--- BEGIN PAGE ---

Guest column: Selling the Couvent School is a betrayal of its legacy. Here's why.


Guest column: Selling the Couvent School is a betrayal of its legacy. Here's why.

Should a Black woman's dreams for New Orleans youth be sacrificed to pay debts owed by the Archdiocese of New Orleans related to the decades-long sex abuse scandal?

At her death in 1837, Marie Couvent entrusted land in the Marigny neighborhood to be used to provide free education to children of African descent. Until 2017, the Roman Catholic Church upheld the spirit of this inheritance. Educational and youth-oriented nonprofits functioned at the site for most of the 180 years after Couvent's death.

Since 2019, the archdiocese has attempted to set aside Couvent's educational ideals and sell the Couvent School site to cover part of the payments owed to victims of sexual abuse enabled by the church.

These payments are, of course, urgently needed to partially address the needs of victims in these cases. Recent legal proceedings have focused on the archdiocesan ownership of the site, not on the clear statement in the will about the intended permanent use of the property.

Misusing the unique inheritance of an African woman in this way is simply wrong.

The site -- 1941 Dauphine St. -- has long served as a significant site of Black Catholic education. Opening in 1848, L'Institution Catholique des Orphelins Indigents was created at a time when New Orleans' public schools only served White children and it was illegal to teach enslaved children.

Both the land and the idea for the school originated with Marie Couvent, who was born in West Africa, enslaved as a child in the French colony of Saint-Domingue, and moved to New Orleans as a free woman after the Haitian Revolution.

The original school was connected to the church, but free people of color and their Creole descendants administered it until 1915. The school gradually came under the control of the church, but it continued to primarily serve Black children.

The remarkable endurance of the site as a school is a testament to the vision of a formerly enslaved woman who could not sign her own name and the tireless efforts of generations of Black New Orleanians determined to provide their children with an education.

--- END PAGE ---

# WHAT TO DO
**A)** List every calendar year mentioned in the column, in the order in which each first appears.
**B)** According to the column, where was Marie Couvent born?

--- BEGIN EXTRACTED DATA ---

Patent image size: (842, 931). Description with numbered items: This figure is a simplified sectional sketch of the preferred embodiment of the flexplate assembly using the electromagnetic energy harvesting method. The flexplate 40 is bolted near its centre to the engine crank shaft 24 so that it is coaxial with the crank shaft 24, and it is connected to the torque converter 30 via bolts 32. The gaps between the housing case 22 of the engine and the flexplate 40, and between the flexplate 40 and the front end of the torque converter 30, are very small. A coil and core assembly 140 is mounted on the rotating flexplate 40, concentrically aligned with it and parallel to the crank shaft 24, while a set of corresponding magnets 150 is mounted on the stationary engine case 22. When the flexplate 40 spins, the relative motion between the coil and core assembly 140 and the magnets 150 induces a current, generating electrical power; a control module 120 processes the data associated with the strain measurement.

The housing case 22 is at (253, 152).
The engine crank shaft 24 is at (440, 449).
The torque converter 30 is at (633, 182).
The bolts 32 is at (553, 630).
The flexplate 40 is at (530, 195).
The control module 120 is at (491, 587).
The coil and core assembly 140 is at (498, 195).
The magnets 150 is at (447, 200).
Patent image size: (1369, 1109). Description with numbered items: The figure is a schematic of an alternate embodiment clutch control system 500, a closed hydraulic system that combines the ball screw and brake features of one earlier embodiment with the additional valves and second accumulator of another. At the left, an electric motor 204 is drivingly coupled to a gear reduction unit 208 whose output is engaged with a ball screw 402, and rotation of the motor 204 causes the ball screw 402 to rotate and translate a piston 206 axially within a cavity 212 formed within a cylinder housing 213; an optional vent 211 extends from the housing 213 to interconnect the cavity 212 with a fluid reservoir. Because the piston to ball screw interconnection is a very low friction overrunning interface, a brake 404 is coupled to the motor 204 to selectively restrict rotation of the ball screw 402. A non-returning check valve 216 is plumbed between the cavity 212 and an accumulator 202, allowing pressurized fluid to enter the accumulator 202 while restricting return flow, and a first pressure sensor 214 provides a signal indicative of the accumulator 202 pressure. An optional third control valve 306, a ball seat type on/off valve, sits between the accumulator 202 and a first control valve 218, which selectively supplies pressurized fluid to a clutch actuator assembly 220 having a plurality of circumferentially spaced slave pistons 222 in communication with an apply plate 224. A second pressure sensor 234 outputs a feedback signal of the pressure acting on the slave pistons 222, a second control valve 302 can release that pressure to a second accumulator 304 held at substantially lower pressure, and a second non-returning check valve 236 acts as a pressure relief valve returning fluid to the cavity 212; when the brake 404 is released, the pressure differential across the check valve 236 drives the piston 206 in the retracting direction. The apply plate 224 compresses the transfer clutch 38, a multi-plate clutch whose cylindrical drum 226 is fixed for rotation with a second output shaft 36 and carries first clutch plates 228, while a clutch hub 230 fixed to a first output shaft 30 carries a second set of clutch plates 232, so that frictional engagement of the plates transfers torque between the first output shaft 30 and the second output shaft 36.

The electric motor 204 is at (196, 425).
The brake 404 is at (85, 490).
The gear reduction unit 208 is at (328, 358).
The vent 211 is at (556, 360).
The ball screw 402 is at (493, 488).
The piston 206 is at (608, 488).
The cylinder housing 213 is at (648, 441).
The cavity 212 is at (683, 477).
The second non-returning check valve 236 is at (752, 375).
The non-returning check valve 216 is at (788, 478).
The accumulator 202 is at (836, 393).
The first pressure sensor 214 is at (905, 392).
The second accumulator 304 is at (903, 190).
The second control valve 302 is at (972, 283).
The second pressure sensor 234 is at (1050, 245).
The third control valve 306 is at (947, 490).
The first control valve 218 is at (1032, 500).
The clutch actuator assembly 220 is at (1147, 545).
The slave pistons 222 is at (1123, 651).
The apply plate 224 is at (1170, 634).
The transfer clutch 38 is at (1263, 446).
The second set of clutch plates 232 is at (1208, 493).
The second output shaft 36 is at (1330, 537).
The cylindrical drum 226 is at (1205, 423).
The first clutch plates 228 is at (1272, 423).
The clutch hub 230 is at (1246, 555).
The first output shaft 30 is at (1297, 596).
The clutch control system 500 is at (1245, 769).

--- END EXTRACTED DATA ---

# WORKED SOLUTIONS
**A)** 1837, 2017, 2019, 1848, 1915

**B)** West Africa